* WHAT THE EXERCISE ASKS *
Among the entries below, find the lines with "Excluding" and copy them.

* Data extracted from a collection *
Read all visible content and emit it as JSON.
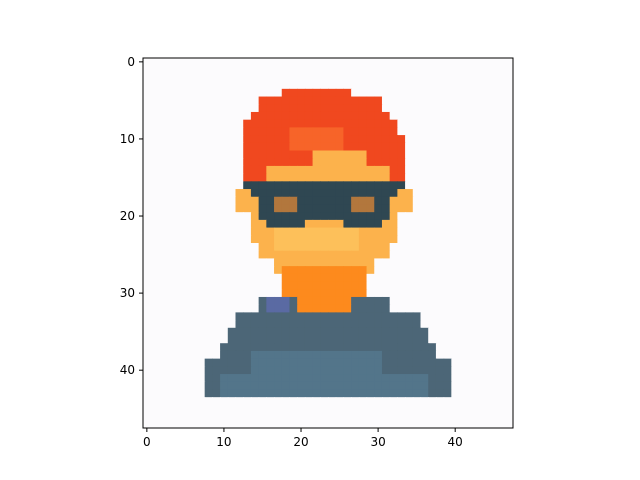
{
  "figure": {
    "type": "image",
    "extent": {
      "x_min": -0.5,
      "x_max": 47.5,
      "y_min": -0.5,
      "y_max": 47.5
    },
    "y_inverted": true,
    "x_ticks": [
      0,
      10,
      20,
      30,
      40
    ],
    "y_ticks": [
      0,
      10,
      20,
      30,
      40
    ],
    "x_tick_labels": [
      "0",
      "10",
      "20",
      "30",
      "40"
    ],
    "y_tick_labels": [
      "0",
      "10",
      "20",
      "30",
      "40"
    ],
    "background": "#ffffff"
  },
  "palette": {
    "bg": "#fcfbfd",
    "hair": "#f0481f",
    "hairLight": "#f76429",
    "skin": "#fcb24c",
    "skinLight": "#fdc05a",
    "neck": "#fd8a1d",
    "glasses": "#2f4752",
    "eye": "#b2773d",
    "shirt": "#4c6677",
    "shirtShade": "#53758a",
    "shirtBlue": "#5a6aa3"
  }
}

---

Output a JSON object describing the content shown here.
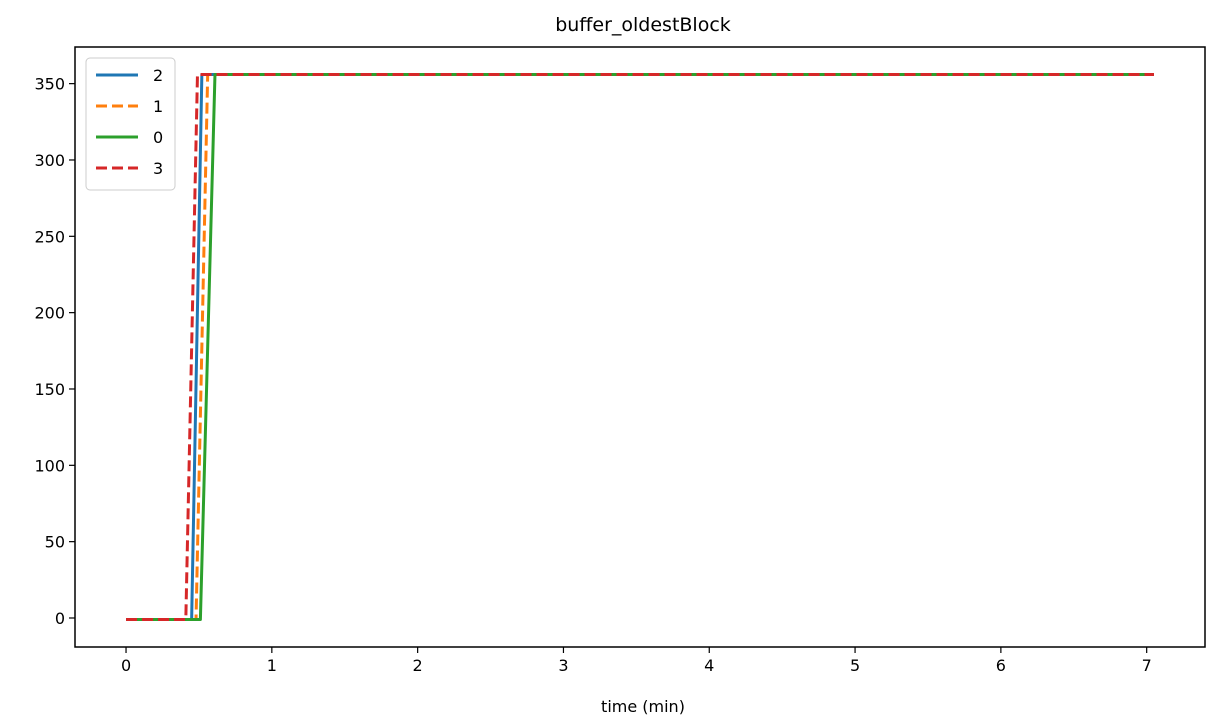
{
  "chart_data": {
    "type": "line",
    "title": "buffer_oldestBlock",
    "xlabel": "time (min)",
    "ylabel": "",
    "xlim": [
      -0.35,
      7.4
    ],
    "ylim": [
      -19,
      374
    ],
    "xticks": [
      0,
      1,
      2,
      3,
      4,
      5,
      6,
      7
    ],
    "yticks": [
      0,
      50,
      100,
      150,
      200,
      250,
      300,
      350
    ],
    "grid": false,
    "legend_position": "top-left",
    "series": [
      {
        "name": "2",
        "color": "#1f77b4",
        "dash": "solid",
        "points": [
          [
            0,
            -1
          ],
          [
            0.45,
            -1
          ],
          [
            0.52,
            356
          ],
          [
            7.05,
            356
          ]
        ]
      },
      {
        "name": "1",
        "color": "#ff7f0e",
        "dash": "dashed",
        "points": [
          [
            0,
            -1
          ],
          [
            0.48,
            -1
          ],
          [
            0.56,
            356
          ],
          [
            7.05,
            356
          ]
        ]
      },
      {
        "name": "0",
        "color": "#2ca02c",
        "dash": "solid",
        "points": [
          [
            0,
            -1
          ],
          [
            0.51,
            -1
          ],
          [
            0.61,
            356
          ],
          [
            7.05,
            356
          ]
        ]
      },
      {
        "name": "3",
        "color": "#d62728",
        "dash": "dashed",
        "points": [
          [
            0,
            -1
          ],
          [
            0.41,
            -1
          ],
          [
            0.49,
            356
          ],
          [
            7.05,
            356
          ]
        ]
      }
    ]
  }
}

---

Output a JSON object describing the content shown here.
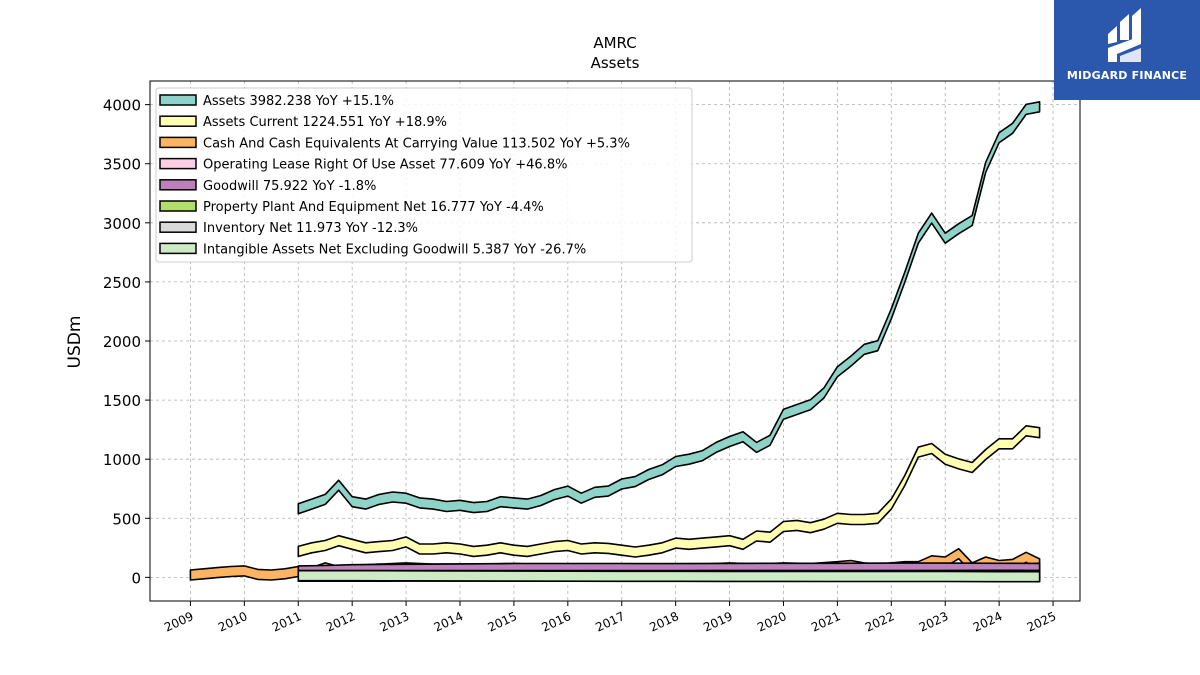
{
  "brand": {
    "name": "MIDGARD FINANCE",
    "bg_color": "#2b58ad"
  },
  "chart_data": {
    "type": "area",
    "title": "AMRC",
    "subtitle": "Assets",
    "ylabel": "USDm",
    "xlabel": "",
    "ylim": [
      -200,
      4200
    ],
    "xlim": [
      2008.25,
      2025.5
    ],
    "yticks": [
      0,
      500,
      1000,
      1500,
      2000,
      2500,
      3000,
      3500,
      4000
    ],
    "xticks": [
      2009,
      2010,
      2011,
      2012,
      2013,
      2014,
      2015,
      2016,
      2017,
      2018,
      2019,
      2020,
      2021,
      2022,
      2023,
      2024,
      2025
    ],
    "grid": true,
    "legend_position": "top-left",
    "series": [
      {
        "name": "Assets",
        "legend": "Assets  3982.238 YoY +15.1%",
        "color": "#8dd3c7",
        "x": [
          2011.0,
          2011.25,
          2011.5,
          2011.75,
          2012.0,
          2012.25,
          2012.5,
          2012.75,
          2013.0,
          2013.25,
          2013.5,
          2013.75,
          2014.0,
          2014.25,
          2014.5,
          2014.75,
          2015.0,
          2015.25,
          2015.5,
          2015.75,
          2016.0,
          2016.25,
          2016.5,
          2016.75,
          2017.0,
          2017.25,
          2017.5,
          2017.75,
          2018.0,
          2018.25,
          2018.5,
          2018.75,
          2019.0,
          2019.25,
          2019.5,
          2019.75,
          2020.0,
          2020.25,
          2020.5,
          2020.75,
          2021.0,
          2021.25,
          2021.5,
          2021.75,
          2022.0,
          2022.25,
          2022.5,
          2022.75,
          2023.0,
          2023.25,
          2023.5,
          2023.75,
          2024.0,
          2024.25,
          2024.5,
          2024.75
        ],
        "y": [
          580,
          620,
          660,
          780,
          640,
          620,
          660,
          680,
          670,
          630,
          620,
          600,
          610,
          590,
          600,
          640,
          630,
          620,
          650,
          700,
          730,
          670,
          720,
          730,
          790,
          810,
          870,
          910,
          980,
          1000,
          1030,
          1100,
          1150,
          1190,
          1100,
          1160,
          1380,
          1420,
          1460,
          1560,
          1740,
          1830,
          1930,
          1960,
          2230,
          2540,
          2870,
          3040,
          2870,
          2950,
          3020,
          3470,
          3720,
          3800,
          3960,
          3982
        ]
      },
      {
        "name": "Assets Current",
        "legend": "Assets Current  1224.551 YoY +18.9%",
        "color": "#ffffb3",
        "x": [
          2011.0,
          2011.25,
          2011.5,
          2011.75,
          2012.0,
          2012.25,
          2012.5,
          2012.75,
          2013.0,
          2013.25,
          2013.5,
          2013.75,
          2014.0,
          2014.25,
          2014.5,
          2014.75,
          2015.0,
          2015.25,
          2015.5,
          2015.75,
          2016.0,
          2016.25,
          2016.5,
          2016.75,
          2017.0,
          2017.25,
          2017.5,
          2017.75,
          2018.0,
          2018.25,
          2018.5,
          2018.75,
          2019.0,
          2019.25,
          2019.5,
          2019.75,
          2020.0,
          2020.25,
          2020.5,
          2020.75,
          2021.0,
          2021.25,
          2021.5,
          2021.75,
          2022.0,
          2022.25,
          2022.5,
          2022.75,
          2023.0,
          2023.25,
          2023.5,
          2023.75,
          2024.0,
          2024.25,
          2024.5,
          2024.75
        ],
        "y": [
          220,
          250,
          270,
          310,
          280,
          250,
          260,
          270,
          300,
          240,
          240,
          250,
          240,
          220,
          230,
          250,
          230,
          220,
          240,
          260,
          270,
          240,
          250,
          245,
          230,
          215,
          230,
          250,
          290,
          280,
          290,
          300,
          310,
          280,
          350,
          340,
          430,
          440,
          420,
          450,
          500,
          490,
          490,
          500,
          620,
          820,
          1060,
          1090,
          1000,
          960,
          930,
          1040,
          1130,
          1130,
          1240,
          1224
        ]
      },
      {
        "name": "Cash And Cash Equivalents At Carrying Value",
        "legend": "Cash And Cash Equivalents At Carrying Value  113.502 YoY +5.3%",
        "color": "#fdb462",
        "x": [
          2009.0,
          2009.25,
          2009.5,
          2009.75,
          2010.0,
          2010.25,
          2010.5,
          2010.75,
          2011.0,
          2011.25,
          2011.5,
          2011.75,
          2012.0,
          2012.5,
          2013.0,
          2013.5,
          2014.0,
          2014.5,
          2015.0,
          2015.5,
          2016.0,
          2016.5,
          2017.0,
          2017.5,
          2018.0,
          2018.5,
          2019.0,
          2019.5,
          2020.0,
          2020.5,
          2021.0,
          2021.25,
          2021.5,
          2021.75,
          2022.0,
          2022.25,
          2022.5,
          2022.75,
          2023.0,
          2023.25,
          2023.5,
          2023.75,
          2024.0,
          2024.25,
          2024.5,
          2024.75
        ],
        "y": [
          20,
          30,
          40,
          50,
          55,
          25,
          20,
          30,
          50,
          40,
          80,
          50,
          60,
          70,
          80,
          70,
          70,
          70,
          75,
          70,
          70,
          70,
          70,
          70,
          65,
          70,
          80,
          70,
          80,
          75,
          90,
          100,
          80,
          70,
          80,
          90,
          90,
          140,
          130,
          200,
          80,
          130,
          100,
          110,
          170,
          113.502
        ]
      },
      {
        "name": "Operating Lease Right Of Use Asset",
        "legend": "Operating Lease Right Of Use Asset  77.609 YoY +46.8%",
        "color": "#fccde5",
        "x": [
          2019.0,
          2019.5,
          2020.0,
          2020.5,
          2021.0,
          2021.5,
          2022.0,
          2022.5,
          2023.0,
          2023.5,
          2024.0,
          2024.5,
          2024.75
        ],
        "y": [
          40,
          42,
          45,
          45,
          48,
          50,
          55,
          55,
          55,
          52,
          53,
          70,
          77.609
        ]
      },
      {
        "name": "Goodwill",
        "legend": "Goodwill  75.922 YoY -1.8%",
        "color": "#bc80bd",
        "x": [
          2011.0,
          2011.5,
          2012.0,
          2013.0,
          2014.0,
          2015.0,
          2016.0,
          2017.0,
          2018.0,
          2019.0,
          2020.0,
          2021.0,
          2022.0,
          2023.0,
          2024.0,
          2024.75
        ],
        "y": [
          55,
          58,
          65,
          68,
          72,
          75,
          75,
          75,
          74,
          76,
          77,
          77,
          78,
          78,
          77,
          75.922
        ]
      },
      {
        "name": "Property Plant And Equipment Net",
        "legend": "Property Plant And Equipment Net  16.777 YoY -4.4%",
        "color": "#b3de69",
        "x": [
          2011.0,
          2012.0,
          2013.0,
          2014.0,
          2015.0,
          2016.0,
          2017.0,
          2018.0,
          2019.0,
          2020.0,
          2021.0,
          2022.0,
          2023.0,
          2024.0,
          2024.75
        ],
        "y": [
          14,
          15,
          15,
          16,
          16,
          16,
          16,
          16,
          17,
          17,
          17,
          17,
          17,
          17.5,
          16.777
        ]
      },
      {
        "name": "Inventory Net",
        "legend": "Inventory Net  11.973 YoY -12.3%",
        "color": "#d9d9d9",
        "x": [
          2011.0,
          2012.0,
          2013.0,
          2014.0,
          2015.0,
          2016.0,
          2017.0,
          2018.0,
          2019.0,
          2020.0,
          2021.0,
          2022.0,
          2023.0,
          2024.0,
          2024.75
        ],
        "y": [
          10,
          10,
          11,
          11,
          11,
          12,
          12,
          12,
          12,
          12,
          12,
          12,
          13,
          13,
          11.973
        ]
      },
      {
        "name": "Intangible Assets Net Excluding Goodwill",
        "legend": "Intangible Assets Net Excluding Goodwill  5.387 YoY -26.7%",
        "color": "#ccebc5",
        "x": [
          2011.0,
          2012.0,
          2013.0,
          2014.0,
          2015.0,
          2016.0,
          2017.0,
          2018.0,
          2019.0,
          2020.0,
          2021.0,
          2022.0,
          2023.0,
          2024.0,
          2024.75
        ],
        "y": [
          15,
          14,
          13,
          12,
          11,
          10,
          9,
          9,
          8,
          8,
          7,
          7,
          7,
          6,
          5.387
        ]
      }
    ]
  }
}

* CORRECT OUTPUT *
        "name": "Intangible Assets Net Excluding Goodwill",
        "legend": "Intangible Assets Net Excluding Goodwill  5.387 YoY -26.7%",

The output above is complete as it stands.